THE PROBLEM: Return all the entries exactly, keeping pictures out.

Stored records:
########

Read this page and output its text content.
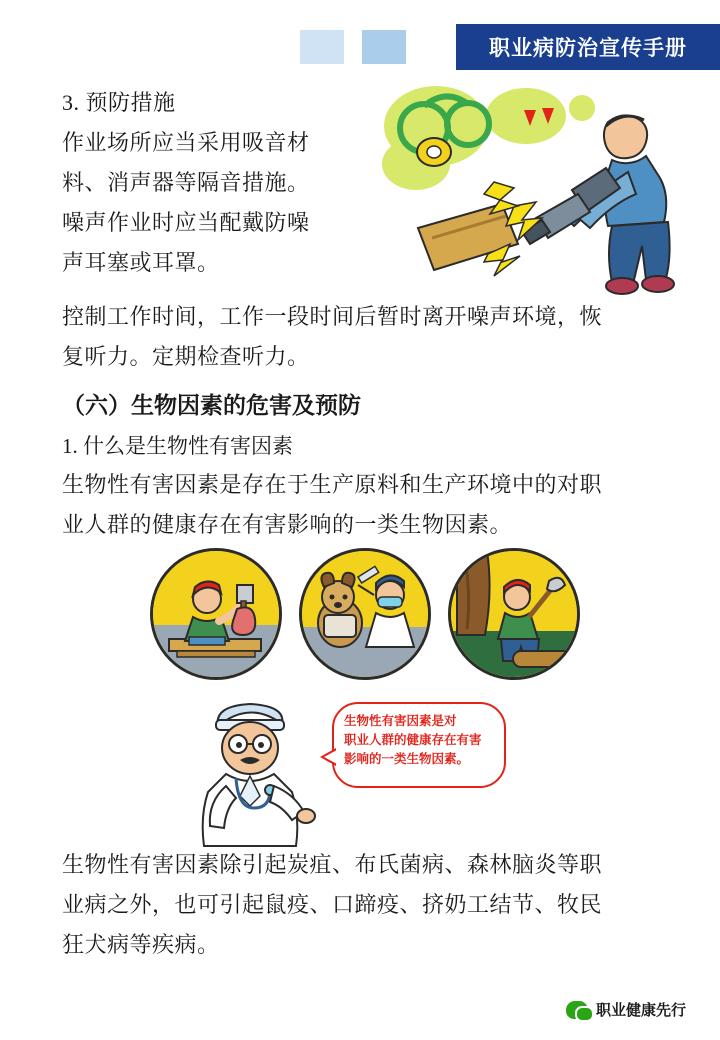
职业病防治宣传手册

3. 预防措施

作业场所应当采用吸音材

料、消声器等隔音措施。

噪声作业时应当配戴防噪

声耳塞或耳罩。

控制工作时间，工作一段时间后暂时离开噪声环境，恢

复听力。定期检查听力。

（六）生物因素的危害及预防

1. 什么是生物性有害因素

生物性有害因素是存在于生产原料和生产环境中的对职

业人群的健康存在有害影响的一类生物因素。

生物性有害因素是对
职业人群的健康存在有害
影响的一类生物因素。

生物性有害因素除引起炭疽、布氏菌病、森林脑炎等职

业病之外，也可引起鼠疫、口蹄疫、挤奶工结节、牧民

狂犬病等疾病。

职业健康先行
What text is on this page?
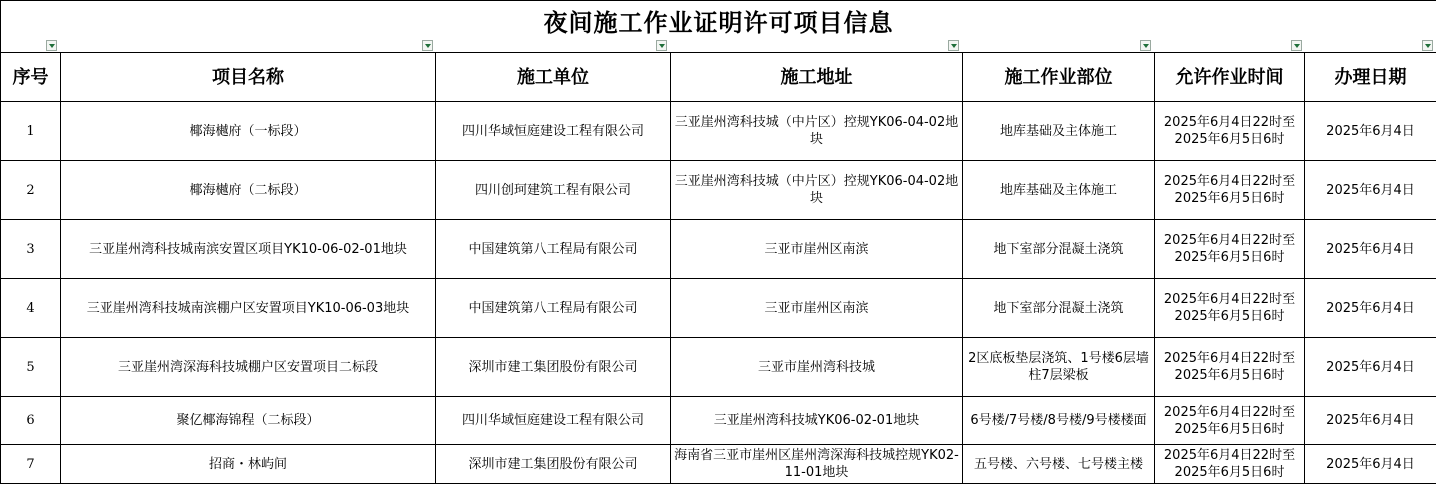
夜间施工作业证明许可项目信息						

序号	项目名称	施工单位	施工地址	施工作业部位	允许作业时间	办理日期
1	椰海樾府（一标段）	四川华域恒庭建设工程有限公司	三亚崖州湾科技城（中片区）控规YK06-04-02地块	地库基础及主体施工	2025年6月4日22时至2025年6月5日6时	2025年6月4日
2	椰海樾府（二标段）	四川创珂建筑工程有限公司	三亚崖州湾科技城（中片区）控规YK06-04-02地块	地库基础及主体施工	2025年6月4日22时至2025年6月5日6时	2025年6月4日
3	三亚崖州湾科技城南滨安置区项目YK10-06-02-01地块	中国建筑第八工程局有限公司	三亚市崖州区南滨	地下室部分混凝土浇筑	2025年6月4日22时至2025年6月5日6时	2025年6月4日
4	三亚崖州湾科技城南滨棚户区安置项目YK10-06-03地块	中国建筑第八工程局有限公司	三亚市崖州区南滨	地下室部分混凝土浇筑	2025年6月4日22时至2025年6月5日6时	2025年6月4日
5	三亚崖州湾深海科技城棚户区安置项目二标段	深圳市建工集团股份有限公司	三亚市崖州湾科技城	2区底板垫层浇筑、1号楼6层墙柱7层梁板	2025年6月4日22时至2025年6月5日6时	2025年6月4日
6	聚亿椰海锦程（二标段）	四川华域恒庭建设工程有限公司	三亚崖州湾科技城YK06-02-01地块	6号楼/7号楼/8号楼/9号楼楼面	2025年6月4日22时至2025年6月5日6时	2025年6月4日
7	招商・林屿间	深圳市建工集团股份有限公司	海南省三亚市崖州区崖州湾深海科技城控规YK02-11-01地块	五号楼、六号楼、七号楼主楼	2025年6月4日22时至2025年6月5日6时	2025年6月4日
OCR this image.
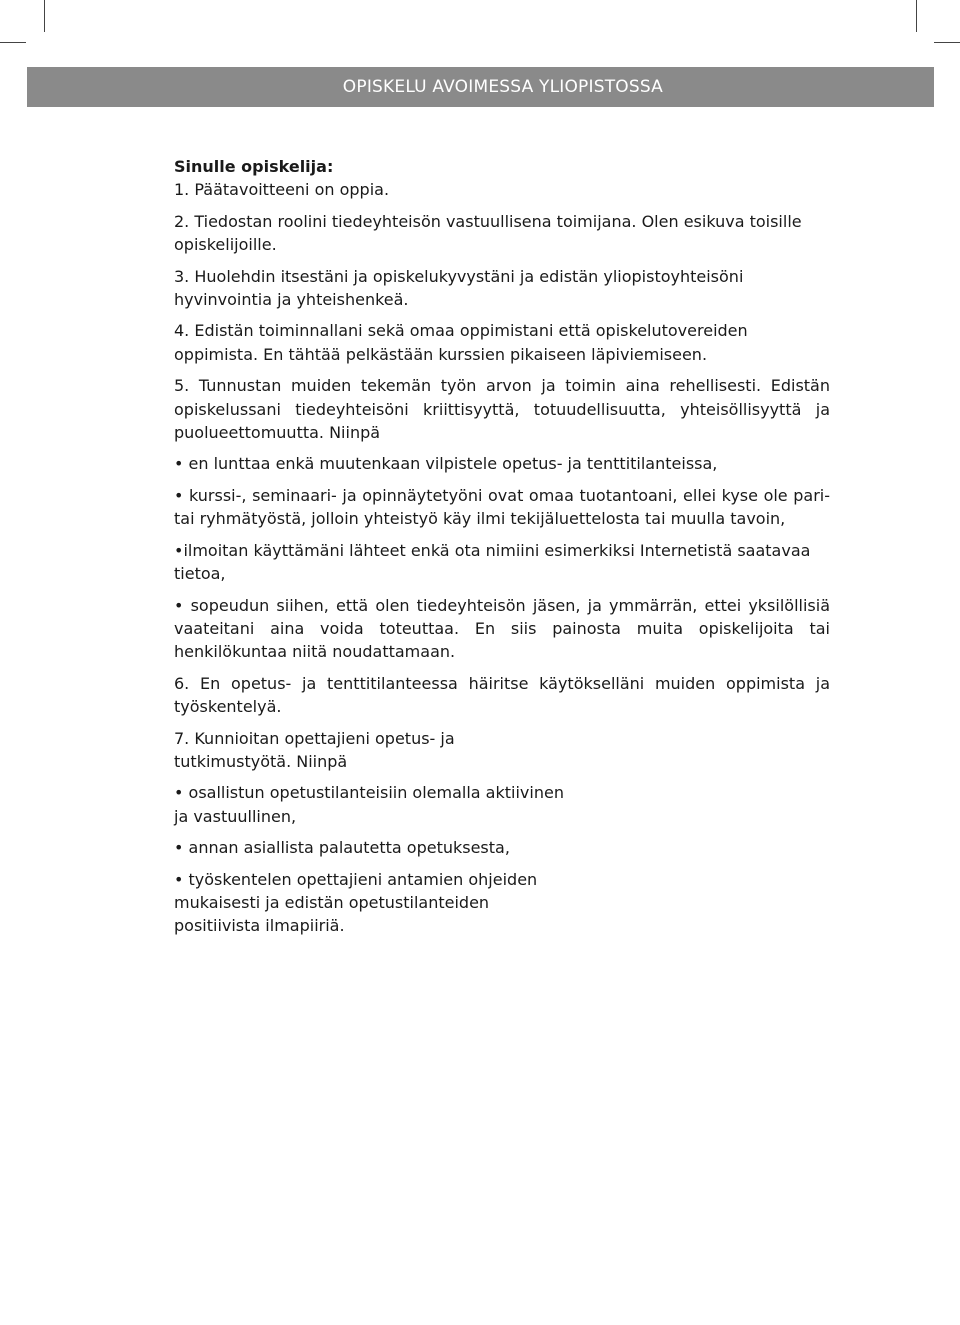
OPISKELU AVOIMESSA YLIOPISTOSSA

Sinulle opiskelija:

1. Päätavoitteeni on oppia.

2. Tiedostan roolini tiedeyhteisön vastuullisena toimijana. Olen esikuva toisille opiskelijoille.

3. Huolehdin itsestäni ja opiskelukyvystäni ja edistän yliopistoyhteisöni hyvinvointia ja yhteishenkeä.

4. Edistän toiminnallani sekä omaa oppimistani että opiskelutovereiden oppimista. En tähtää pelkästään kurssien pikaiseen läpiviemiseen.

5. Tunnustan muiden tekemän työn arvon ja toimin aina rehellisesti. Edistän opiskelussani tiedeyhteisöni kriittisyyttä, totuudellisuutta, yhteisöllisyyttä ja puolueettomuutta. Niinpä

• en lunttaa enkä muutenkaan vilpistele opetus- ja tenttitilanteissa,

• kurssi-, seminaari- ja opinnäytetyöni ovat omaa tuotantoani, ellei kyse ole pari- tai ryhmätyöstä, jolloin yhteistyö käy ilmi tekijäluettelosta tai muulla tavoin,

•ilmoitan käyttämäni lähteet enkä ota nimiini esimerkiksi Internetistä saatavaa tietoa,

• sopeudun siihen, että olen tiedeyhteisön jäsen, ja ymmärrän, ettei yksilöllisiä vaateitani aina voida toteuttaa. En siis painosta muita opiskelijoita tai henkilökuntaa niitä noudattamaan.

6. En opetus- ja tenttitilanteessa häiritse käytökselläni muiden oppimista ja työskentelyä.

7. Kunnioitan opettajieni opetus- ja tutkimustyötä. Niinpä

• osallistun opetustilanteisiin olemalla aktiivinen ja vastuullinen,

• annan asiallista palautetta opetuksesta,

• työskentelen opettajieni antamien ohjeiden mukaisesti ja edistän opetustilanteiden positiivista ilmapiiriä.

########

ANSWER TO THIS EXERCISE:
Read this page and output its text content.
职业病防治宣传手册

3. 预防措施

作业场所应当采用吸音材

料、消声器等隔音措施。

噪声作业时应当配戴防噪

声耳塞或耳罩。

控制工作时间，工作一段时间后暂时离开噪声环境，恢

复听力。定期检查听力。

（六）生物因素的危害及预防

1. 什么是生物性有害因素

生物性有害因素是存在于生产原料和生产环境中的对职

业人群的健康存在有害影响的一类生物因素。

生物性有害因素是对
职业人群的健康存在有害
影响的一类生物因素。

生物性有害因素除引起炭疽、布氏菌病、森林脑炎等职

业病之外，也可引起鼠疫、口蹄疫、挤奶工结节、牧民

狂犬病等疾病。

职业健康先行
What text is on this page?
夜间施工作业证明许可项目信息						

序号	项目名称	施工单位	施工地址	施工作业部位	允许作业时间	办理日期
1	椰海樾府（一标段）	四川华域恒庭建设工程有限公司	三亚崖州湾科技城（中片区）控规YK06-04-02地块	地库基础及主体施工	2025年6月4日22时至2025年6月5日6时	2025年6月4日
2	椰海樾府（二标段）	四川创珂建筑工程有限公司	三亚崖州湾科技城（中片区）控规YK06-04-02地块	地库基础及主体施工	2025年6月4日22时至2025年6月5日6时	2025年6月4日
3	三亚崖州湾科技城南滨安置区项目YK10-06-02-01地块	中国建筑第八工程局有限公司	三亚市崖州区南滨	地下室部分混凝土浇筑	2025年6月4日22时至2025年6月5日6时	2025年6月4日
4	三亚崖州湾科技城南滨棚户区安置项目YK10-06-03地块	中国建筑第八工程局有限公司	三亚市崖州区南滨	地下室部分混凝土浇筑	2025年6月4日22时至2025年6月5日6时	2025年6月4日
5	三亚崖州湾深海科技城棚户区安置项目二标段	深圳市建工集团股份有限公司	三亚市崖州湾科技城	2区底板垫层浇筑、1号楼6层墙柱7层梁板	2025年6月4日22时至2025年6月5日6时	2025年6月4日
6	聚亿椰海锦程（二标段）	四川华域恒庭建设工程有限公司	三亚崖州湾科技城YK06-02-01地块	6号楼/7号楼/8号楼/9号楼楼面	2025年6月4日22时至2025年6月5日6时	2025年6月4日
7	招商・林屿间	深圳市建工集团股份有限公司	海南省三亚市崖州区崖州湾深海科技城控规YK02-11-01地块	五号楼、六号楼、七号楼主楼	2025年6月4日22时至2025年6月5日6时	2025年6月4日
OCR this image.
OPISKELU AVOIMESSA YLIOPISTOSSA

Sinulle opiskelija:

1. Päätavoitteeni on oppia.

2. Tiedostan roolini tiedeyhteisön vastuullisena toimijana. Olen esikuva toisille opiskelijoille.

3. Huolehdin itsestäni ja opiskelukyvystäni ja edistän yliopistoyhteisöni hyvinvointia ja yhteishenkeä.

4. Edistän toiminnallani sekä omaa oppimistani että opiskelutovereiden oppimista. En tähtää pelkästään kurssien pikaiseen läpiviemiseen.

5. Tunnustan muiden tekemän työn arvon ja toimin aina rehellisesti. Edistän opiskelussani tiedeyhteisöni kriittisyyttä, totuudellisuutta, yhteisöllisyyttä ja puolueettomuutta. Niinpä

• en lunttaa enkä muutenkaan vilpistele opetus- ja tenttitilanteissa,

• kurssi-, seminaari- ja opinnäytetyöni ovat omaa tuotantoani, ellei kyse ole pari- tai ryhmätyöstä, jolloin yhteistyö käy ilmi tekijäluettelosta tai muulla tavoin,

•ilmoitan käyttämäni lähteet enkä ota nimiini esimerkiksi Internetistä saatavaa tietoa,

• sopeudun siihen, että olen tiedeyhteisön jäsen, ja ymmärrän, ettei yksilöllisiä vaateitani aina voida toteuttaa. En siis painosta muita opiskelijoita tai henkilökuntaa niitä noudattamaan.

6. En opetus- ja tenttitilanteessa häiritse käytökselläni muiden oppimista ja työskentelyä.

7. Kunnioitan opettajieni opetus- ja tutkimustyötä. Niinpä

• osallistun opetustilanteisiin olemalla aktiivinen ja vastuullinen,

• annan asiallista palautetta opetuksesta,

• työskentelen opettajieni antamien ohjeiden mukaisesti ja edistän opetustilanteiden positiivista ilmapiiriä.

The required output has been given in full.